### DOKUMENT:
☆ ☆ ☆ ☆ ☆ ☆ ☆
Die waren auch richtig. Wir haben das jetzt in der Energiekrise mit der Ampel ebenfalls gemacht und massiv die Wirtschaft unterstützt, damit es keine Arbeitslosen und keine Pleiten der Unternehmen gibt.

(Zuruf des Abg. Fritz Güntzler [CDU/CSU])

Und wir sind gut aus dieser Krise herausgekommen.

Was wir jetzt in den nächsten Wochen und Monaten machen, ist: Wir werden gezielte steuerliche Maßnahmen zur Anreizung von Investitionen auf den Weg bringen.

Herr Kollege.

Ich komme sofort zum Schluss.

(Sebastian Brehm [CDU/CSU]: Ja, Zeit wird’s!)

Beim Thema Steuergerechtigkeit werden wir dafür sorgen, dass wir eine gute und gerechte Besteuerung haben, Stichworte „Steuerfairnessgesetz“, „E-Rechnung“, „globale Mindeststeuer“, „Investitionsprämie“.

Herr Kollege!

Gezielte Maßnahmen, die wir auf den Weg bringen!

Herr Kollege, die weiteren Aufzählungspunkte müssen Sie in Ihrer nächsten Rede unterbringen.
☆ ☆ ☆ ☆ ☆ ☆ ☆
### AUFGABE UND VORGABEN:
Geben Sie den Redeauszug von „Die waren auch“ bis einschließlich „dieser Krise herausgekommen.“ wortgetreu wieder. Die Zeilen sind hierfür ohne Belang.

### GEGEBENE ANGABEN:
☆ ☆ ☆ ☆ ☆ ☆ ☆
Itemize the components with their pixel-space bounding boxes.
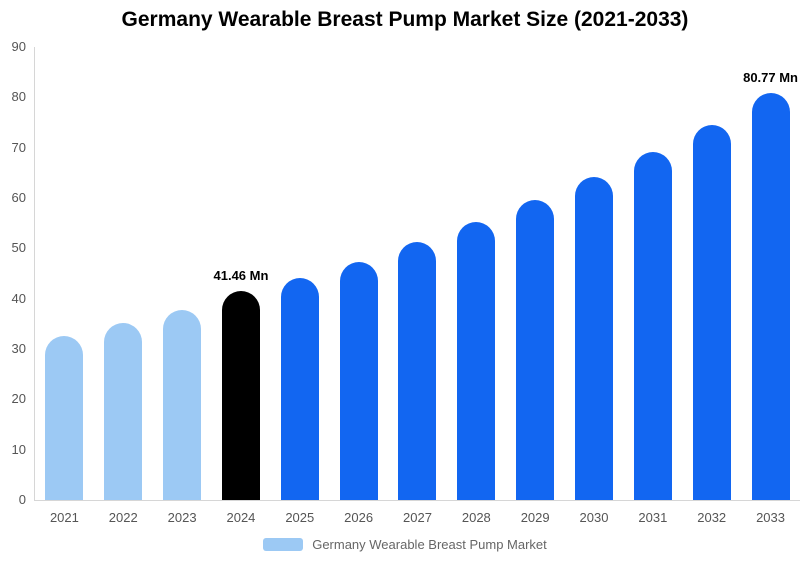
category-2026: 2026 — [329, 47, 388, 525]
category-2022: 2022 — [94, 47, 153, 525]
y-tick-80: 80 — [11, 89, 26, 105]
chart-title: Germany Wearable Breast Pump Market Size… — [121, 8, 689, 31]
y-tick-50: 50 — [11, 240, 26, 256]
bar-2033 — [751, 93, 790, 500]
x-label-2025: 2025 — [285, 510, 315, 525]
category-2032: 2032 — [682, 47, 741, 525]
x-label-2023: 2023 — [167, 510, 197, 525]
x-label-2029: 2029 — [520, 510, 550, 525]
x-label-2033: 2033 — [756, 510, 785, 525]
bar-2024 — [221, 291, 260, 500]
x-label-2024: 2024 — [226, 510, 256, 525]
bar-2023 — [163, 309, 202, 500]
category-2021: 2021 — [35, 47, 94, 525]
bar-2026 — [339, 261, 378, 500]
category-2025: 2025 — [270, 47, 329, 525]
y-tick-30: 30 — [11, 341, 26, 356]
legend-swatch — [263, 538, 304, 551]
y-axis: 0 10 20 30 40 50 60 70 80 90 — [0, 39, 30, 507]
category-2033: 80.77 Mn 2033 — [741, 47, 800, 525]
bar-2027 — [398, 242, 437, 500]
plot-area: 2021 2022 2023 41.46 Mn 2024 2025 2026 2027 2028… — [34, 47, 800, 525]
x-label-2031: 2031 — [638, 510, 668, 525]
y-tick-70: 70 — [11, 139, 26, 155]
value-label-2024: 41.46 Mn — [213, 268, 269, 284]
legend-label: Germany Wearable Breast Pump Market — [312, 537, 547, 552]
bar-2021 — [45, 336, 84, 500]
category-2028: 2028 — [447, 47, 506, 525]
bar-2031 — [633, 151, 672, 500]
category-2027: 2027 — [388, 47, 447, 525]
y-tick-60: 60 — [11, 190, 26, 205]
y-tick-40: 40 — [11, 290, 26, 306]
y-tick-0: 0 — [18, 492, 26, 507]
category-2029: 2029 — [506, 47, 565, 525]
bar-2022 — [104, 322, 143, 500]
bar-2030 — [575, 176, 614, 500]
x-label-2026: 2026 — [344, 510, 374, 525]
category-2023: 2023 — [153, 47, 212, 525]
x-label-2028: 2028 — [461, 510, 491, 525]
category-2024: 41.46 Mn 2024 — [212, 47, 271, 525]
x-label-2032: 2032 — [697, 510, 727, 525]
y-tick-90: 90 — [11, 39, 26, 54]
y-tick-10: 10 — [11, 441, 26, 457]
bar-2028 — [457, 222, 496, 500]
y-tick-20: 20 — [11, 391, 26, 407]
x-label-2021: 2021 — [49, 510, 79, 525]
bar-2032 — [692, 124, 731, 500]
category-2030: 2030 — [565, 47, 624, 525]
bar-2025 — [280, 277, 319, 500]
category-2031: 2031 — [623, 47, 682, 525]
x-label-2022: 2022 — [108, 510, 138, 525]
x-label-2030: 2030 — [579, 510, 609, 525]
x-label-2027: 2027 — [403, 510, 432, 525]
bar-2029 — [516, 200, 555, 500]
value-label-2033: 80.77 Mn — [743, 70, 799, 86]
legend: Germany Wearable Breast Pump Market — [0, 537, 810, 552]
☆ ☆ ☆ ☆ ☆ ☆ ☆
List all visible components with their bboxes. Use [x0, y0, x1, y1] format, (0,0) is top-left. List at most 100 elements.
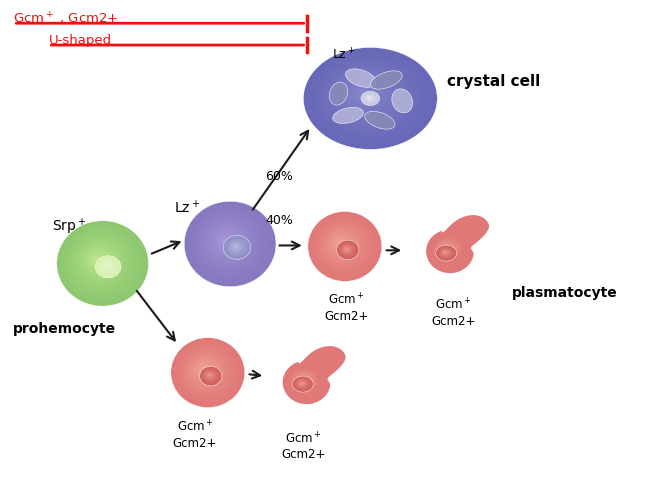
☆ ☆ ☆ ☆ ☆ ☆ ☆
### VOLLSTÄNDIGE ANTWORT:
Die waren auch richtig. Wir haben das jetzt in der Energiekrise mit der Ampel ebenfalls gemacht und massiv die Wirtschaft unterstützt, damit es keine Arbeitslosen und keine Pleiten der Unternehmen gibt.

(Zuruf des Abg. Fritz Güntzler [CDU/CSU])

Und wir sind gut aus dieser Krise herausgekommen.